Provided records:
▼

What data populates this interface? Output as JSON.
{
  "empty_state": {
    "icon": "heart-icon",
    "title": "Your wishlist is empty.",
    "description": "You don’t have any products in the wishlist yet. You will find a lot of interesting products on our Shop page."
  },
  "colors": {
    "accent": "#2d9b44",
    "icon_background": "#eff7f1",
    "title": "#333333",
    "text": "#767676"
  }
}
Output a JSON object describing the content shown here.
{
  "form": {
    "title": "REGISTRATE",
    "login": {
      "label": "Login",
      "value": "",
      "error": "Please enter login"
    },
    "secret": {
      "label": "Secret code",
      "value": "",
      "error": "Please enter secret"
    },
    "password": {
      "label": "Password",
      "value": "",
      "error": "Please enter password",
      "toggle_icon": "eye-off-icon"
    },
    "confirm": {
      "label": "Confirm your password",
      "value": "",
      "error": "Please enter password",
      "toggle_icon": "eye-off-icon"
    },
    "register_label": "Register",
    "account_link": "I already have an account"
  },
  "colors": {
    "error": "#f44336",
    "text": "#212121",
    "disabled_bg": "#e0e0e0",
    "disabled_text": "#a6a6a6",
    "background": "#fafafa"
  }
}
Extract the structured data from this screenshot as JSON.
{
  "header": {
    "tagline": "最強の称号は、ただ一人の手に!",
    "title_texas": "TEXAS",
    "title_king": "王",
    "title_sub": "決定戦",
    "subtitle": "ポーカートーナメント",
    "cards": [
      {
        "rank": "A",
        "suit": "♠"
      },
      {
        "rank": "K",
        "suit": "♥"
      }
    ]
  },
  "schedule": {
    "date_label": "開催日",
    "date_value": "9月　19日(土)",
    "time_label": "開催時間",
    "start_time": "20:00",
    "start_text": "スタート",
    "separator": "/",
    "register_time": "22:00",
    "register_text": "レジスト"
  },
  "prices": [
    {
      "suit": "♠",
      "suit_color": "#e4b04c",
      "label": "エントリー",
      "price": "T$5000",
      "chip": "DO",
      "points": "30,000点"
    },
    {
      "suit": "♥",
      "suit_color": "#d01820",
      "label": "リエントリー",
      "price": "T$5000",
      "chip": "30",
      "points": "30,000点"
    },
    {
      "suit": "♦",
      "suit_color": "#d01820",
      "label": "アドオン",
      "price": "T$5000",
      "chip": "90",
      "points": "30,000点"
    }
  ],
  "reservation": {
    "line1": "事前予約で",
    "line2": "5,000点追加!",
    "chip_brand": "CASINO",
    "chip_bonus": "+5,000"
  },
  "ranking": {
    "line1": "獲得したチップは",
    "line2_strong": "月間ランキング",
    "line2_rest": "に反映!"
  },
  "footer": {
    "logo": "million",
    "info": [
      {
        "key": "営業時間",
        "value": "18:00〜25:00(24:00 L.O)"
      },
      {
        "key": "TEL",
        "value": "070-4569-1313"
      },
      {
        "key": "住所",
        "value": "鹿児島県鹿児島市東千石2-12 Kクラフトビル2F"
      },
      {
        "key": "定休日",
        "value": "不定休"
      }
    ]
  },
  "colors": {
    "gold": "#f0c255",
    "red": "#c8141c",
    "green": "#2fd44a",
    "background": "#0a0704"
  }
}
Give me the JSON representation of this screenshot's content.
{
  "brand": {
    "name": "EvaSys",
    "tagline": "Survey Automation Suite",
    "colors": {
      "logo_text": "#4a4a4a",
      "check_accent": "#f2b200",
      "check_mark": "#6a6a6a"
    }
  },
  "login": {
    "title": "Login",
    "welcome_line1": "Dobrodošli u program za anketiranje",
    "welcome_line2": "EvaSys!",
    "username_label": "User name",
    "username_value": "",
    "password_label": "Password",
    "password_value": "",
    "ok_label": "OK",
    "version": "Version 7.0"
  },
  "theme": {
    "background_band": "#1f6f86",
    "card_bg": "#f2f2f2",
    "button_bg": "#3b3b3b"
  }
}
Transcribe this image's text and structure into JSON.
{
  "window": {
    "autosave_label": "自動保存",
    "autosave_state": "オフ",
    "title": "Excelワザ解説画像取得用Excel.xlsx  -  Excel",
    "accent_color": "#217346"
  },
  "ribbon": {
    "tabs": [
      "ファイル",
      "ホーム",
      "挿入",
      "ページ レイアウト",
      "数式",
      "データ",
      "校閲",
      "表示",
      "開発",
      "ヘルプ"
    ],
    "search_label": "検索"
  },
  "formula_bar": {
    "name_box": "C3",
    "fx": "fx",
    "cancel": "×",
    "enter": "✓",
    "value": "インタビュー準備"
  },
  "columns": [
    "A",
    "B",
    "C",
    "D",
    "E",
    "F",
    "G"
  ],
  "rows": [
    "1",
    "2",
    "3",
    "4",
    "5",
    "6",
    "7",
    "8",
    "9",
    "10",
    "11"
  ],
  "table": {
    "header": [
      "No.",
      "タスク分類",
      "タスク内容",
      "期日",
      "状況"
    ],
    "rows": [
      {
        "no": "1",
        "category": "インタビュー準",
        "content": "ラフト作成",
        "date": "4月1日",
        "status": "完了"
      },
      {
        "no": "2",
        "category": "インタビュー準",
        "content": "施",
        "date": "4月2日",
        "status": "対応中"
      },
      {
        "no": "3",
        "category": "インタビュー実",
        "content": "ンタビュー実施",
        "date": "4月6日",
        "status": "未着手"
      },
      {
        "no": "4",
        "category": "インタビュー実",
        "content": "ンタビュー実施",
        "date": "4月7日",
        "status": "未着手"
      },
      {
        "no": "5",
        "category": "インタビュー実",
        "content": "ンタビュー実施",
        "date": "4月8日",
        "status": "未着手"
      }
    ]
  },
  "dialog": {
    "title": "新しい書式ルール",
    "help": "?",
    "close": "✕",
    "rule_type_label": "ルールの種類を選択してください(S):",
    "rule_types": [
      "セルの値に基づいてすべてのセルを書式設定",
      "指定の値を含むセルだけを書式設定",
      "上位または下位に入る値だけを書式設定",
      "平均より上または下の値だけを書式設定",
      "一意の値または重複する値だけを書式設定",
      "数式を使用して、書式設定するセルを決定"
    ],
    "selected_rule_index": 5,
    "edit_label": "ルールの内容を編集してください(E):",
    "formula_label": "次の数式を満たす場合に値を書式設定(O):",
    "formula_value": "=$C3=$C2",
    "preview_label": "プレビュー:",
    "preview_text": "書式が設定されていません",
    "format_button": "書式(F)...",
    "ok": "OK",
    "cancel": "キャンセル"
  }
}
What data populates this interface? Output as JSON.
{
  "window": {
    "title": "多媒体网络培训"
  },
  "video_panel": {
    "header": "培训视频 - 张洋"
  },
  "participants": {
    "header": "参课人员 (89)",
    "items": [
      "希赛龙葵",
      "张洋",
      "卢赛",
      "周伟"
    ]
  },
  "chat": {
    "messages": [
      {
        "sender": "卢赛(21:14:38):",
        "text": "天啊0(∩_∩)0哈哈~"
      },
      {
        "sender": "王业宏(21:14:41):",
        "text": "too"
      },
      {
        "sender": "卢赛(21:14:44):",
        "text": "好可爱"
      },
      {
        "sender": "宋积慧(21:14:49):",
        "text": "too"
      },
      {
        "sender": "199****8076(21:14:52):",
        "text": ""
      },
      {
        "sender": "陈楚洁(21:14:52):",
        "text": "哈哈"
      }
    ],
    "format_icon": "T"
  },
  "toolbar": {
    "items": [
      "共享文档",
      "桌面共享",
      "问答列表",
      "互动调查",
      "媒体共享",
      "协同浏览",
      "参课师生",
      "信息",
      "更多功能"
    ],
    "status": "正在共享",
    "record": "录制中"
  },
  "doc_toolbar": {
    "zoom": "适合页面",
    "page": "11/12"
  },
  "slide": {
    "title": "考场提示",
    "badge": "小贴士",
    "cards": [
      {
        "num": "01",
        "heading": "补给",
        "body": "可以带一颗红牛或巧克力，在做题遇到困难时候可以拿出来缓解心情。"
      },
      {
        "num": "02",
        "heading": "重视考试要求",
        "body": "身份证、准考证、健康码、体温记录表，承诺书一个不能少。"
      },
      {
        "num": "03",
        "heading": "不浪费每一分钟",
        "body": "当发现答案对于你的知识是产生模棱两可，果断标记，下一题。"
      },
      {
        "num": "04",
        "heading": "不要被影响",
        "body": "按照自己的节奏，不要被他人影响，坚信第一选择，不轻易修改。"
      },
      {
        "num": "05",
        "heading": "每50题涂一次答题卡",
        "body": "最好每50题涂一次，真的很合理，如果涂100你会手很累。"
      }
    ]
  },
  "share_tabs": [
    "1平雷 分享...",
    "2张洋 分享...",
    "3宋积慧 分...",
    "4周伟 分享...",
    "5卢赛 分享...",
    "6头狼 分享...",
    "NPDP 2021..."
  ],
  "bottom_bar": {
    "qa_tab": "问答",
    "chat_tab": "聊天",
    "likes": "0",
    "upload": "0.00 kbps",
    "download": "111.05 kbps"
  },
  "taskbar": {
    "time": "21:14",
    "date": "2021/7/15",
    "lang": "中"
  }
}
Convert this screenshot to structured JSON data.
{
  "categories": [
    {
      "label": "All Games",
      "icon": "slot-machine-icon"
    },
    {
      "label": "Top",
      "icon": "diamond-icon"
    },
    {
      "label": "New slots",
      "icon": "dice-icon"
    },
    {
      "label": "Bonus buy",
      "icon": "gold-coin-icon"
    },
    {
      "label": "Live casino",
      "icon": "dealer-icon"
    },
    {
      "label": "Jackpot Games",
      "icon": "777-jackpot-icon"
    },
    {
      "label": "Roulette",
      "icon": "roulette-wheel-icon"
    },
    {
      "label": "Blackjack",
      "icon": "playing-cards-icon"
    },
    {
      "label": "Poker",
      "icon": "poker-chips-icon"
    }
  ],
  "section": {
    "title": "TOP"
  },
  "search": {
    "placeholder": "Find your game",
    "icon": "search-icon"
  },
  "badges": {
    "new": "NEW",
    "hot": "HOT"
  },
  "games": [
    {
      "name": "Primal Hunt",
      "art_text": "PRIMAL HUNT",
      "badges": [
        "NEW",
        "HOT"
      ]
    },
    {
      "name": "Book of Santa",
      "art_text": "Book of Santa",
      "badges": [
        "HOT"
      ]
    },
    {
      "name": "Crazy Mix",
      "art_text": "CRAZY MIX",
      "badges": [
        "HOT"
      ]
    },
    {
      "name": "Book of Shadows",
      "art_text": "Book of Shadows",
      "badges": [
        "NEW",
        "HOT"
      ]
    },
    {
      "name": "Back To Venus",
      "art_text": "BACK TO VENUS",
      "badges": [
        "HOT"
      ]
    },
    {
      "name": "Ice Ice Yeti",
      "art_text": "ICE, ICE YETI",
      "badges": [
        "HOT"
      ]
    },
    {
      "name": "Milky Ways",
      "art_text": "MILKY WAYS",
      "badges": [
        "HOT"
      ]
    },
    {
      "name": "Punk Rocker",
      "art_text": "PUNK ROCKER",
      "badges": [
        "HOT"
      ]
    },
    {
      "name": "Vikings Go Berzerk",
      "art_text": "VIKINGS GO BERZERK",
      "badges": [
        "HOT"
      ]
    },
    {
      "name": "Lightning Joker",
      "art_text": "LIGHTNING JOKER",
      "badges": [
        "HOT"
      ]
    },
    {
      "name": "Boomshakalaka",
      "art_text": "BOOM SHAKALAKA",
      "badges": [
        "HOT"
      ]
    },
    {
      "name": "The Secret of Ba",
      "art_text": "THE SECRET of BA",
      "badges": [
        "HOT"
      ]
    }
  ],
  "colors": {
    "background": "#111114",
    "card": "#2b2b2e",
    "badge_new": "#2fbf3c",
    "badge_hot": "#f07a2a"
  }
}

▲

Problem requirements:
Count all lines of the data that include "Please". The answer is the number alone.

Reply:
4